Task material:

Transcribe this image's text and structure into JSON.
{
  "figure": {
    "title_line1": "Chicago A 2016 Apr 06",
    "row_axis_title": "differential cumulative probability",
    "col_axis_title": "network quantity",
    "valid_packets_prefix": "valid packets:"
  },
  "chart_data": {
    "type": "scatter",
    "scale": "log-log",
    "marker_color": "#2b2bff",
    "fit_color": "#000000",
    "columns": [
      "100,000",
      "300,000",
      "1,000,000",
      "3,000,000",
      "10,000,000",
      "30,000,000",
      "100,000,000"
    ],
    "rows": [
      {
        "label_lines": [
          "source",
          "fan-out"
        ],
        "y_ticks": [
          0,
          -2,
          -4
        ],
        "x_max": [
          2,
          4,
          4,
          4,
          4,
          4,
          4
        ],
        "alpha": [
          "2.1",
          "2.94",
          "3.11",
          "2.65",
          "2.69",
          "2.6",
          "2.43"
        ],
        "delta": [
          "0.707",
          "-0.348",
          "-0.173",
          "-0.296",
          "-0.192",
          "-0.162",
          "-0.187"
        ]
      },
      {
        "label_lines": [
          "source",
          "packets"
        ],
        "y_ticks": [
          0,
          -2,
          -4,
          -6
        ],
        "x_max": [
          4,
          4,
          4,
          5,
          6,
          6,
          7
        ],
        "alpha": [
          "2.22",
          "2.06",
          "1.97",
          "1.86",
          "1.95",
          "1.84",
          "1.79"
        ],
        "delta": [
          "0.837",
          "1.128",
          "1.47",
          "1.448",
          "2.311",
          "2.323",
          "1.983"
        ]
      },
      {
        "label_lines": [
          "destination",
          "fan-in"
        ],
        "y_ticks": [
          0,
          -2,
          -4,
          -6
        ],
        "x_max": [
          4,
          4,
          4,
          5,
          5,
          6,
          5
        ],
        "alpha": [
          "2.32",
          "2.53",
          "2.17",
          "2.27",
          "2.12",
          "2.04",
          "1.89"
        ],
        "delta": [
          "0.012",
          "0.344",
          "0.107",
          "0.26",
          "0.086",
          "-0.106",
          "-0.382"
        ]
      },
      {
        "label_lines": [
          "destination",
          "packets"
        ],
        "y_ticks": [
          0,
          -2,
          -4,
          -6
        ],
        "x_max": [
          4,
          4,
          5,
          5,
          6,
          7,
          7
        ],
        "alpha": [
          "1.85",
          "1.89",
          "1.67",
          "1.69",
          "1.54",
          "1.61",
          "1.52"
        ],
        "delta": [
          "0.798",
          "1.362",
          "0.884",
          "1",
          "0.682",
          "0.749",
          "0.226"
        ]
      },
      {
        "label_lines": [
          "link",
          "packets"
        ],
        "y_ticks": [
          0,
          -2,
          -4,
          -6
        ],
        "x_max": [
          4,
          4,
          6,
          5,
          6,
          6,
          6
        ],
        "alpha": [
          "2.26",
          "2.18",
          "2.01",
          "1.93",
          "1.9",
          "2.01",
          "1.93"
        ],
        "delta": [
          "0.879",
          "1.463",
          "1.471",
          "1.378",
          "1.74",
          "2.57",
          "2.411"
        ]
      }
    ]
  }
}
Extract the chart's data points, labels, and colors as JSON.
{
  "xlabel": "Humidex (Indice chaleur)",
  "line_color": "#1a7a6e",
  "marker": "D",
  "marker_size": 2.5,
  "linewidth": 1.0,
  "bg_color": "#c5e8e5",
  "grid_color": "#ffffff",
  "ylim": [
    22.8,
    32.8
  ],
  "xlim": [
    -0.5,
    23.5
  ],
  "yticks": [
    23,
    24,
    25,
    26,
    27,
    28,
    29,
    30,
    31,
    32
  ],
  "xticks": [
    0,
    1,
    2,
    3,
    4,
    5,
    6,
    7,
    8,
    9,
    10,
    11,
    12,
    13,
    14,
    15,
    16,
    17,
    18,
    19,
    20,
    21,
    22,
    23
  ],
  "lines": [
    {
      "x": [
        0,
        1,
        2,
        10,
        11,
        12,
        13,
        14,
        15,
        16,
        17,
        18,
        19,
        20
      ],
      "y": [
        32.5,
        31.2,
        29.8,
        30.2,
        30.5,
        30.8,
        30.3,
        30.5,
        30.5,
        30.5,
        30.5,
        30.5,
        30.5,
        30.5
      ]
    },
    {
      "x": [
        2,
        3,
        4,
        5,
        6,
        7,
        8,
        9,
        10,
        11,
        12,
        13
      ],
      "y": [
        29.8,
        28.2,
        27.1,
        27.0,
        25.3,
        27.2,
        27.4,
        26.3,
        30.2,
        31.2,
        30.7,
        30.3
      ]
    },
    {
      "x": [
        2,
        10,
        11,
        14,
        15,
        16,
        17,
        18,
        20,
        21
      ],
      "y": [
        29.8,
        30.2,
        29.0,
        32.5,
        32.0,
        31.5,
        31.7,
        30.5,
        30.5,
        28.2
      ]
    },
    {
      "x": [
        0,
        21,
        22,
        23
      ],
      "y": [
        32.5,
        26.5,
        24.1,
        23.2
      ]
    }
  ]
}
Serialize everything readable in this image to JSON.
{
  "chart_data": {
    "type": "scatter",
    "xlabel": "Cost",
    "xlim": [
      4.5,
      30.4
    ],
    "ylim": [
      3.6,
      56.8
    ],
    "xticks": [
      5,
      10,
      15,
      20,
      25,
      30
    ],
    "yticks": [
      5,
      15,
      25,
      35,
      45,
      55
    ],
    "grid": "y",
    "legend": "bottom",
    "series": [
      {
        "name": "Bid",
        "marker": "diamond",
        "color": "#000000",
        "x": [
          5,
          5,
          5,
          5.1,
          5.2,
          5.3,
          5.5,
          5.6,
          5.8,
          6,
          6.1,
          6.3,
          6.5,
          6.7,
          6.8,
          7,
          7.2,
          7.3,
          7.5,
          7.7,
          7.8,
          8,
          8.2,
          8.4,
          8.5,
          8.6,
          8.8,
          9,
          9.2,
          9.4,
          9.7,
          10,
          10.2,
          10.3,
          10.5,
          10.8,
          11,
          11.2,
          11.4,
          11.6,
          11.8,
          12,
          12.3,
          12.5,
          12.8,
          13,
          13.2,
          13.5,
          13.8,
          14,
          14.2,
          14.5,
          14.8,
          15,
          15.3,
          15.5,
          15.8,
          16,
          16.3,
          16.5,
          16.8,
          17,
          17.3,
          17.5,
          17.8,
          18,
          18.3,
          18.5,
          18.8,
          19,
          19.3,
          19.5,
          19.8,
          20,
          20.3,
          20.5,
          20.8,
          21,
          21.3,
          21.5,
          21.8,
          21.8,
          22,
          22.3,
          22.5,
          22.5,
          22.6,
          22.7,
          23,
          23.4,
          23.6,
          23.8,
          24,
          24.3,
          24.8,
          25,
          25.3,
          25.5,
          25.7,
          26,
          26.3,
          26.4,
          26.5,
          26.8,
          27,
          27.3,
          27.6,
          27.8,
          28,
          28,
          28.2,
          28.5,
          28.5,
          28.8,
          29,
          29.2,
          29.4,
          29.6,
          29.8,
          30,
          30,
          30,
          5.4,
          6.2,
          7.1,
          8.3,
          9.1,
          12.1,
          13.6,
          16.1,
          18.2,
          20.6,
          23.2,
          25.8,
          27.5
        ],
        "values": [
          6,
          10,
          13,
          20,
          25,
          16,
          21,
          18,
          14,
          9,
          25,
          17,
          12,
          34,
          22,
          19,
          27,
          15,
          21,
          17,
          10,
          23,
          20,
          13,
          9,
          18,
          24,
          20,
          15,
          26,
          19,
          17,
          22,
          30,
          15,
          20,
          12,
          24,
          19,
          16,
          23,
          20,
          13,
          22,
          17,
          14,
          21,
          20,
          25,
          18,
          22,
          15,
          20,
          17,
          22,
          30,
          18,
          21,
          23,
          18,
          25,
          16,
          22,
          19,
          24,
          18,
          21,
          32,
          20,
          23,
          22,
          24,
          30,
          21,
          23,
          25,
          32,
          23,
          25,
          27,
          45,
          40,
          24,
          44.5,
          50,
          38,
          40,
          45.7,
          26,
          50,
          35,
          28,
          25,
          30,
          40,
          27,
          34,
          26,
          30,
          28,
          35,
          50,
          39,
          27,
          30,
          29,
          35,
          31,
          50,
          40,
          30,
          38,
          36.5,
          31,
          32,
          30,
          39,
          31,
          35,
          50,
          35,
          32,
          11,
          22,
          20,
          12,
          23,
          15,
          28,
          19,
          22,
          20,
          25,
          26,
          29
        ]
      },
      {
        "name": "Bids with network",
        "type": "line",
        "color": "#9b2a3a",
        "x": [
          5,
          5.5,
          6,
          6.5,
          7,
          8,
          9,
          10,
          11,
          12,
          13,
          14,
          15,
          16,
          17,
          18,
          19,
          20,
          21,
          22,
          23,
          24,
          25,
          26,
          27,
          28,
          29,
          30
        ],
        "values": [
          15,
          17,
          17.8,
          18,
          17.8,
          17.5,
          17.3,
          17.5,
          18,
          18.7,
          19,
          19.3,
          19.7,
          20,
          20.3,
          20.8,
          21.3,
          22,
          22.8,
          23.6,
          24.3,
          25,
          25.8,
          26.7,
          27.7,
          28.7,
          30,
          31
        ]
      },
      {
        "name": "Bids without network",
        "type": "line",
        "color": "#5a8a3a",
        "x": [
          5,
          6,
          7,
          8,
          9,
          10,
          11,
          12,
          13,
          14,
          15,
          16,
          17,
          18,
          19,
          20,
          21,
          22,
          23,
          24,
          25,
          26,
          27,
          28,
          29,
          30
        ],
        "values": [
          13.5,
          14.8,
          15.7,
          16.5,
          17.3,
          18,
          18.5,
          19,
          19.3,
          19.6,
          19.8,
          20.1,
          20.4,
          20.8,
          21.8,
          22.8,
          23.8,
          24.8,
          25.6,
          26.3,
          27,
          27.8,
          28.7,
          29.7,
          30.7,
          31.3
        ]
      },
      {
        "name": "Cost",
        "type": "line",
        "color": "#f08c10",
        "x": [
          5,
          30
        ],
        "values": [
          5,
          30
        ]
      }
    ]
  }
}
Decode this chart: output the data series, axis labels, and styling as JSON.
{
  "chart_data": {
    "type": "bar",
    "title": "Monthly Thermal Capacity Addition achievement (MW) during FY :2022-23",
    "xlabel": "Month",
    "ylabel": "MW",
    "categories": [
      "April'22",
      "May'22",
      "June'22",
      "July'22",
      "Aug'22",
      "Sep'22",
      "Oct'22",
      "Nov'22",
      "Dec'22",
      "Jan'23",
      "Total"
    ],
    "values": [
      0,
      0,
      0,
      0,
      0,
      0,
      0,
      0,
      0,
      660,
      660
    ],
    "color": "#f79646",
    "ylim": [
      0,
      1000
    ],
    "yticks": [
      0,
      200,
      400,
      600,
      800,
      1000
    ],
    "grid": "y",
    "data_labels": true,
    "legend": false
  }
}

Requirement: Quote exactly the line containing "Decode this chart: output" and every later line through the end of the listing, and no other lines.

Exercise result:
Decode this chart: output the data series, axis labels, and styling as JSON.
{
  "chart_data": {
    "type": "bar",
    "title": "Monthly Thermal Capacity Addition achievement (MW) during FY :2022-23",
    "xlabel": "Month",
    "ylabel": "MW",
    "categories": [
      "April'22",
      "May'22",
      "June'22",
      "July'22",
      "Aug'22",
      "Sep'22",
      "Oct'22",
      "Nov'22",
      "Dec'22",
      "Jan'23",
      "Total"
    ],
    "values": [
      0,
      0,
      0,
      0,
      0,
      0,
      0,
      0,
      0,
      660,
      660
    ],
    "color": "#f79646",
    "ylim": [
      0,
      1000
    ],
    "yticks": [
      0,
      200,
      400,
      600,
      800,
      1000
    ],
    "grid": "y",
    "data_labels": true,
    "legend": false
  }
}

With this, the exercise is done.